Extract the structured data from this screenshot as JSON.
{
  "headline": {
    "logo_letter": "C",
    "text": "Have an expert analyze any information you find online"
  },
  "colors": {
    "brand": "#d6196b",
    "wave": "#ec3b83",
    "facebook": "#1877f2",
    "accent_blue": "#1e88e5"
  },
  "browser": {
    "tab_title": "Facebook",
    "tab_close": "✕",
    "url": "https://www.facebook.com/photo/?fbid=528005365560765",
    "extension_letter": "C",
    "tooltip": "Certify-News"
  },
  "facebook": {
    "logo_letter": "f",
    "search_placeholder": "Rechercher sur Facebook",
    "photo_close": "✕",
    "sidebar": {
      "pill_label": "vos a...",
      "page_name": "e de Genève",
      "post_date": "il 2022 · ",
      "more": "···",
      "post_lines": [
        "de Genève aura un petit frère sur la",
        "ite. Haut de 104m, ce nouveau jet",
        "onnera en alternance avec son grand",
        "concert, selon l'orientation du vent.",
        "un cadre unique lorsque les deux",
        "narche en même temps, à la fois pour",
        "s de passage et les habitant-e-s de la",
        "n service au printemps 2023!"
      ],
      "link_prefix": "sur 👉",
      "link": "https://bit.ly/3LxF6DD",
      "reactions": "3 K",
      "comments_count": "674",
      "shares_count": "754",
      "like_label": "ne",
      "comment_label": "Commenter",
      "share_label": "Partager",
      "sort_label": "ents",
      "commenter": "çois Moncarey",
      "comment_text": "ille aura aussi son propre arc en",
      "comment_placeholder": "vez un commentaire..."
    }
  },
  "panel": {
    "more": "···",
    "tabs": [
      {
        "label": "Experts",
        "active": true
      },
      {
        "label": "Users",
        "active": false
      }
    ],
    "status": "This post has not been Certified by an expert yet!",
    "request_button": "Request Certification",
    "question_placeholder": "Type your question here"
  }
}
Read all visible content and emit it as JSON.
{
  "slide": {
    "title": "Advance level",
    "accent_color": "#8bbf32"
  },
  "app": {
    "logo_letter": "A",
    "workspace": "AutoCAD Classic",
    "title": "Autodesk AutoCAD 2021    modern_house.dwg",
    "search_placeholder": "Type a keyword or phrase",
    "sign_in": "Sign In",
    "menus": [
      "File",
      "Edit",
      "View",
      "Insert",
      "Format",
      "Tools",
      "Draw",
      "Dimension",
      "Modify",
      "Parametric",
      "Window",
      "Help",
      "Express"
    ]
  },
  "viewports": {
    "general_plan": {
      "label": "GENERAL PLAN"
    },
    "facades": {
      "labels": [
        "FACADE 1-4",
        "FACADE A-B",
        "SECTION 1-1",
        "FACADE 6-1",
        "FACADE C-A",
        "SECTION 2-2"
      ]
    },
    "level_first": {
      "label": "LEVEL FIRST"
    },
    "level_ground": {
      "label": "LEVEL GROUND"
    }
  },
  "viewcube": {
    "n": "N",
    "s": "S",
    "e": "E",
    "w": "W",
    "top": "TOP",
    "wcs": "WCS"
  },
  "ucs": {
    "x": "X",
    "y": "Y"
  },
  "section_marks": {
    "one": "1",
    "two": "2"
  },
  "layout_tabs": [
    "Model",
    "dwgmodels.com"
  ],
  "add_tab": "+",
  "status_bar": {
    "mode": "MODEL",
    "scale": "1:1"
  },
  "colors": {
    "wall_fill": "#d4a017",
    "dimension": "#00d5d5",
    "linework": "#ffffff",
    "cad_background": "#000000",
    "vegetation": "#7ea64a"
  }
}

REQUIREMENT:
Extract, word for word, each line of the listing above.

ANSWER TO THE TASK:
Extract the structured data from this screenshot as JSON.
{
  "headline": {
    "logo_letter": "C",
    "text": "Have an expert analyze any information you find online"
  },
  "colors": {
    "brand": "#d6196b",
    "wave": "#ec3b83",
    "facebook": "#1877f2",
    "accent_blue": "#1e88e5"
  },
  "browser": {
    "tab_title": "Facebook",
    "tab_close": "✕",
    "url": "https://www.facebook.com/photo/?fbid=528005365560765",
    "extension_letter": "C",
    "tooltip": "Certify-News"
  },
  "facebook": {
    "logo_letter": "f",
    "search_placeholder": "Rechercher sur Facebook",
    "photo_close": "✕",
    "sidebar": {
      "pill_label": "vos a...",
      "page_name": "e de Genève",
      "post_date": "il 2022 · ",
      "more": "···",
      "post_lines": [
        "de Genève aura un petit frère sur la",
        "ite. Haut de 104m, ce nouveau jet",
        "onnera en alternance avec son grand",
        "concert, selon l'orientation du vent.",
        "un cadre unique lorsque les deux",
        "narche en même temps, à la fois pour",
        "s de passage et les habitant-e-s de la",
        "n service au printemps 2023!"
      ],
      "link_prefix": "sur 👉",
      "link": "https://bit.ly/3LxF6DD",
      "reactions": "3 K",
      "comments_count": "674",
      "shares_count": "754",
      "like_label": "ne",
      "comment_label": "Commenter",
      "share_label": "Partager",
      "sort_label": "ents",
      "commenter": "çois Moncarey",
      "comment_text": "ille aura aussi son propre arc en",
      "comment_placeholder": "vez un commentaire..."
    }
  },
  "panel": {
    "more": "···",
    "tabs": [
      {
        "label": "Experts",
        "active": true
      },
      {
        "label": "Users",
        "active": false
      }
    ],
    "status": "This post has not been Certified by an expert yet!",
    "request_button": "Request Certification",
    "question_placeholder": "Type your question here"
  }
}
Read all visible content and emit it as JSON.
{
  "slide": {
    "title": "Advance level",
    "accent_color": "#8bbf32"
  },
  "app": {
    "logo_letter": "A",
    "workspace": "AutoCAD Classic",
    "title": "Autodesk AutoCAD 2021    modern_house.dwg",
    "search_placeholder": "Type a keyword or phrase",
    "sign_in": "Sign In",
    "menus": [
      "File",
      "Edit",
      "View",
      "Insert",
      "Format",
      "Tools",
      "Draw",
      "Dimension",
      "Modify",
      "Parametric",
      "Window",
      "Help",
      "Express"
    ]
  },
  "viewports": {
    "general_plan": {
      "label": "GENERAL PLAN"
    },
    "facades": {
      "labels": [
        "FACADE 1-4",
        "FACADE A-B",
        "SECTION 1-1",
        "FACADE 6-1",
        "FACADE C-A",
        "SECTION 2-2"
      ]
    },
    "level_first": {
      "label": "LEVEL FIRST"
    },
    "level_ground": {
      "label": "LEVEL GROUND"
    }
  },
  "viewcube": {
    "n": "N",
    "s": "S",
    "e": "E",
    "w": "W",
    "top": "TOP",
    "wcs": "WCS"
  },
  "ucs": {
    "x": "X",
    "y": "Y"
  },
  "section_marks": {
    "one": "1",
    "two": "2"
  },
  "layout_tabs": [
    "Model",
    "dwgmodels.com"
  ],
  "add_tab": "+",
  "status_bar": {
    "mode": "MODEL",
    "scale": "1:1"
  },
  "colors": {
    "wall_fill": "#d4a017",
    "dimension": "#00d5d5",
    "linework": "#ffffff",
    "cad_background": "#000000",
    "vegetation": "#7ea64a"
  }
}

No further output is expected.